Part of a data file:
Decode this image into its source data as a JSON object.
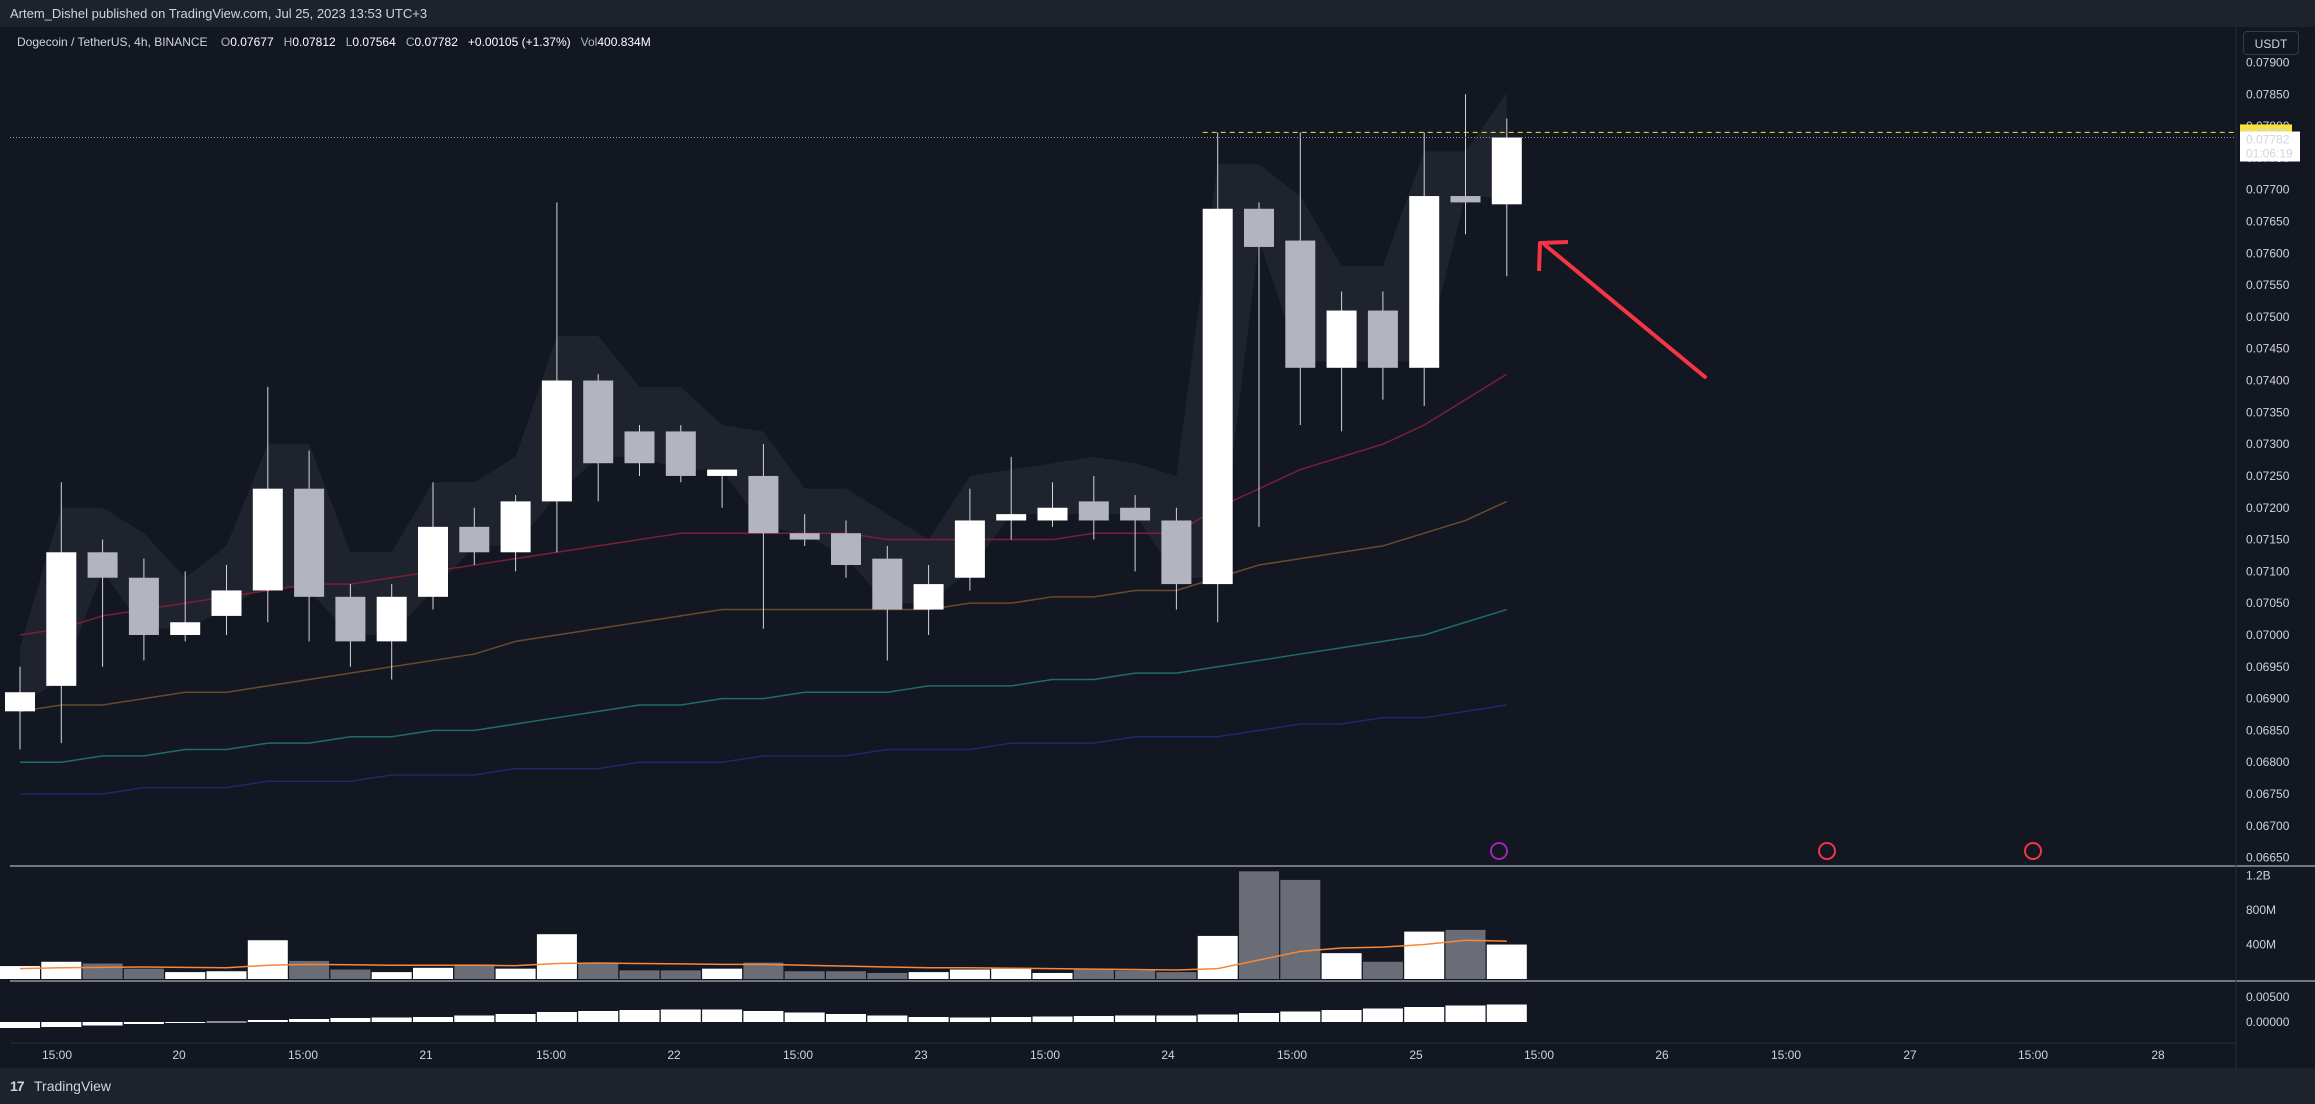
{
  "header": {
    "published_text": "Artem_Dishel published on TradingView.com, Jul 25, 2023 13:53 UTC+3"
  },
  "legend": {
    "symbol": "Dogecoin / TetherUS, 4h, BINANCE",
    "o_label": "O",
    "o_value": "0.07677",
    "h_label": "H",
    "h_value": "0.07812",
    "l_label": "L",
    "l_value": "0.07564",
    "c_label": "C",
    "c_value": "0.07782",
    "change": "+0.00105 (+1.37%)",
    "vol_label": "Vol",
    "vol_value": "400.834M"
  },
  "currency_button": "USDT",
  "price_badges": {
    "line_price": "0.07790",
    "last_price": "0.07782",
    "countdown": "01:06:19"
  },
  "footer": {
    "brand": "TradingView",
    "logo_glyph": "17"
  },
  "colors": {
    "background": "#131722",
    "bull_candle": "#ffffff",
    "bear_candle": "#b2b5be",
    "line_badge": "#f7e33b",
    "arrow": "#f23645",
    "ma_short": "#7a1f35",
    "ma_mid": "#6b4a2a",
    "ma_long": "#1e6c6b",
    "ma_longest": "#1e2a66",
    "volume_ma": "#f5883a",
    "event_icon_1": "#9c27b0",
    "event_icon_2": "#f23645"
  },
  "chart_data": {
    "type": "candlestick",
    "symbol": "DOGE/USDT",
    "timeframe": "4h",
    "price_axis_ticks": [
      "0.07900",
      "0.07850",
      "0.07800",
      "0.07750",
      "0.07700",
      "0.07650",
      "0.07600",
      "0.07550",
      "0.07500",
      "0.07450",
      "0.07400",
      "0.07350",
      "0.07300",
      "0.07250",
      "0.07200",
      "0.07150",
      "0.07100",
      "0.07050",
      "0.07000",
      "0.06950",
      "0.06900",
      "0.06850",
      "0.06800",
      "0.06750",
      "0.06700",
      "0.06650"
    ],
    "ylim": [
      0.0664,
      0.0794
    ],
    "time_axis_labels": [
      "15:00",
      "20",
      "15:00",
      "21",
      "15:00",
      "22",
      "15:00",
      "23",
      "15:00",
      "24",
      "15:00",
      "25",
      "15:00",
      "26",
      "15:00",
      "27",
      "15:00",
      "28"
    ],
    "volume_axis_ticks": [
      "1.2B",
      "800M",
      "400M"
    ],
    "indicator_axis_ticks": [
      "0.00500",
      "0.00000"
    ],
    "candles": [
      {
        "o": 0.0688,
        "h": 0.0695,
        "l": 0.0682,
        "c": 0.0691
      },
      {
        "o": 0.0692,
        "h": 0.0724,
        "l": 0.0683,
        "c": 0.0713
      },
      {
        "o": 0.0713,
        "h": 0.0715,
        "l": 0.0695,
        "c": 0.0709
      },
      {
        "o": 0.0709,
        "h": 0.0712,
        "l": 0.0696,
        "c": 0.07
      },
      {
        "o": 0.07,
        "h": 0.071,
        "l": 0.0699,
        "c": 0.0702
      },
      {
        "o": 0.0703,
        "h": 0.0711,
        "l": 0.07,
        "c": 0.0707
      },
      {
        "o": 0.0707,
        "h": 0.0739,
        "l": 0.0702,
        "c": 0.0723
      },
      {
        "o": 0.0723,
        "h": 0.0729,
        "l": 0.0699,
        "c": 0.0706
      },
      {
        "o": 0.0706,
        "h": 0.0708,
        "l": 0.0695,
        "c": 0.0699
      },
      {
        "o": 0.0699,
        "h": 0.0708,
        "l": 0.0693,
        "c": 0.0706
      },
      {
        "o": 0.0706,
        "h": 0.0724,
        "l": 0.0704,
        "c": 0.0717
      },
      {
        "o": 0.0717,
        "h": 0.072,
        "l": 0.0711,
        "c": 0.0713
      },
      {
        "o": 0.0713,
        "h": 0.0722,
        "l": 0.071,
        "c": 0.0721
      },
      {
        "o": 0.0721,
        "h": 0.0768,
        "l": 0.0713,
        "c": 0.074
      },
      {
        "o": 0.074,
        "h": 0.0741,
        "l": 0.0721,
        "c": 0.0727
      },
      {
        "o": 0.0732,
        "h": 0.0733,
        "l": 0.0725,
        "c": 0.0727
      },
      {
        "o": 0.0732,
        "h": 0.0733,
        "l": 0.0724,
        "c": 0.0725
      },
      {
        "o": 0.0725,
        "h": 0.0726,
        "l": 0.072,
        "c": 0.0726
      },
      {
        "o": 0.0725,
        "h": 0.073,
        "l": 0.0701,
        "c": 0.0716
      },
      {
        "o": 0.0716,
        "h": 0.0719,
        "l": 0.0714,
        "c": 0.0715
      },
      {
        "o": 0.0716,
        "h": 0.0718,
        "l": 0.0709,
        "c": 0.0711
      },
      {
        "o": 0.0712,
        "h": 0.0714,
        "l": 0.0696,
        "c": 0.0704
      },
      {
        "o": 0.0704,
        "h": 0.0711,
        "l": 0.07,
        "c": 0.0708
      },
      {
        "o": 0.0709,
        "h": 0.0723,
        "l": 0.0707,
        "c": 0.0718
      },
      {
        "o": 0.0718,
        "h": 0.0728,
        "l": 0.0715,
        "c": 0.0719
      },
      {
        "o": 0.0718,
        "h": 0.0724,
        "l": 0.0717,
        "c": 0.072
      },
      {
        "o": 0.0721,
        "h": 0.0725,
        "l": 0.0715,
        "c": 0.0718
      },
      {
        "o": 0.072,
        "h": 0.0722,
        "l": 0.071,
        "c": 0.0718
      },
      {
        "o": 0.0718,
        "h": 0.072,
        "l": 0.0704,
        "c": 0.0708
      },
      {
        "o": 0.0708,
        "h": 0.0779,
        "l": 0.0702,
        "c": 0.0767
      },
      {
        "o": 0.0767,
        "h": 0.0768,
        "l": 0.0717,
        "c": 0.0761
      },
      {
        "o": 0.0762,
        "h": 0.0779,
        "l": 0.0733,
        "c": 0.0742
      },
      {
        "o": 0.0742,
        "h": 0.0754,
        "l": 0.0732,
        "c": 0.0751
      },
      {
        "o": 0.0751,
        "h": 0.0754,
        "l": 0.0737,
        "c": 0.0742
      },
      {
        "o": 0.0742,
        "h": 0.0779,
        "l": 0.0736,
        "c": 0.0769
      },
      {
        "o": 0.0769,
        "h": 0.0785,
        "l": 0.0763,
        "c": 0.0768
      },
      {
        "o": 0.07677,
        "h": 0.07812,
        "l": 0.07564,
        "c": 0.07782
      }
    ],
    "volume_series": [
      {
        "name": "Volume",
        "values": [
          150,
          200,
          180,
          120,
          80,
          90,
          450,
          210,
          110,
          80,
          130,
          170,
          120,
          520,
          190,
          100,
          100,
          120,
          190,
          90,
          90,
          70,
          80,
          110,
          120,
          70,
          110,
          100,
          80,
          500,
          1250,
          1150,
          300,
          200,
          550,
          570,
          400
        ]
      }
    ],
    "indicator_series": [
      {
        "name": "Histogram",
        "values": [
          -0.0012,
          -0.001,
          -0.0007,
          -0.0004,
          -0.0002,
          0.0001,
          0.0004,
          0.0006,
          0.0008,
          0.0009,
          0.001,
          0.0013,
          0.0016,
          0.002,
          0.0022,
          0.0024,
          0.0025,
          0.0025,
          0.0022,
          0.0019,
          0.0016,
          0.0013,
          0.001,
          0.0009,
          0.001,
          0.0011,
          0.0012,
          0.0013,
          0.0013,
          0.0015,
          0.0018,
          0.0021,
          0.0024,
          0.0027,
          0.003,
          0.0033,
          0.0035
        ]
      }
    ],
    "moving_averages": [
      {
        "name": "MA short",
        "values": [
          0.07,
          0.0701,
          0.0703,
          0.0704,
          0.0705,
          0.0706,
          0.0707,
          0.0708,
          0.0708,
          0.0709,
          0.071,
          0.0711,
          0.0712,
          0.0713,
          0.0714,
          0.0715,
          0.0716,
          0.0716,
          0.0716,
          0.0716,
          0.0716,
          0.0715,
          0.0715,
          0.0715,
          0.0715,
          0.0715,
          0.0716,
          0.0716,
          0.0716,
          0.072,
          0.0723,
          0.0726,
          0.0728,
          0.073,
          0.0733,
          0.0737,
          0.0741
        ]
      },
      {
        "name": "MA mid",
        "values": [
          0.0688,
          0.0689,
          0.0689,
          0.069,
          0.0691,
          0.0691,
          0.0692,
          0.0693,
          0.0694,
          0.0695,
          0.0696,
          0.0697,
          0.0699,
          0.07,
          0.0701,
          0.0702,
          0.0703,
          0.0704,
          0.0704,
          0.0704,
          0.0704,
          0.0704,
          0.0704,
          0.0705,
          0.0705,
          0.0706,
          0.0706,
          0.0707,
          0.0707,
          0.0709,
          0.0711,
          0.0712,
          0.0713,
          0.0714,
          0.0716,
          0.0718,
          0.0721
        ]
      },
      {
        "name": "MA long",
        "values": [
          0.068,
          0.068,
          0.0681,
          0.0681,
          0.0682,
          0.0682,
          0.0683,
          0.0683,
          0.0684,
          0.0684,
          0.0685,
          0.0685,
          0.0686,
          0.0687,
          0.0688,
          0.0689,
          0.0689,
          0.069,
          0.069,
          0.0691,
          0.0691,
          0.0691,
          0.0692,
          0.0692,
          0.0692,
          0.0693,
          0.0693,
          0.0694,
          0.0694,
          0.0695,
          0.0696,
          0.0697,
          0.0698,
          0.0699,
          0.07,
          0.0702,
          0.0704
        ]
      },
      {
        "name": "MA longest",
        "values": [
          0.0675,
          0.0675,
          0.0675,
          0.0676,
          0.0676,
          0.0676,
          0.0677,
          0.0677,
          0.0677,
          0.0678,
          0.0678,
          0.0678,
          0.0679,
          0.0679,
          0.0679,
          0.068,
          0.068,
          0.068,
          0.0681,
          0.0681,
          0.0681,
          0.0682,
          0.0682,
          0.0682,
          0.0683,
          0.0683,
          0.0683,
          0.0684,
          0.0684,
          0.0684,
          0.0685,
          0.0686,
          0.0686,
          0.0687,
          0.0687,
          0.0688,
          0.0689
        ]
      }
    ],
    "volume_ma": [
      120,
      130,
      135,
      140,
      135,
      130,
      160,
      170,
      165,
      160,
      160,
      160,
      155,
      180,
      185,
      180,
      175,
      170,
      170,
      160,
      150,
      140,
      130,
      130,
      125,
      120,
      115,
      110,
      105,
      120,
      220,
      320,
      360,
      370,
      400,
      450,
      440
    ]
  }
}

- [Problem]
State how many lines include the string "USDT", and nothing more.

- [Correct answer]
2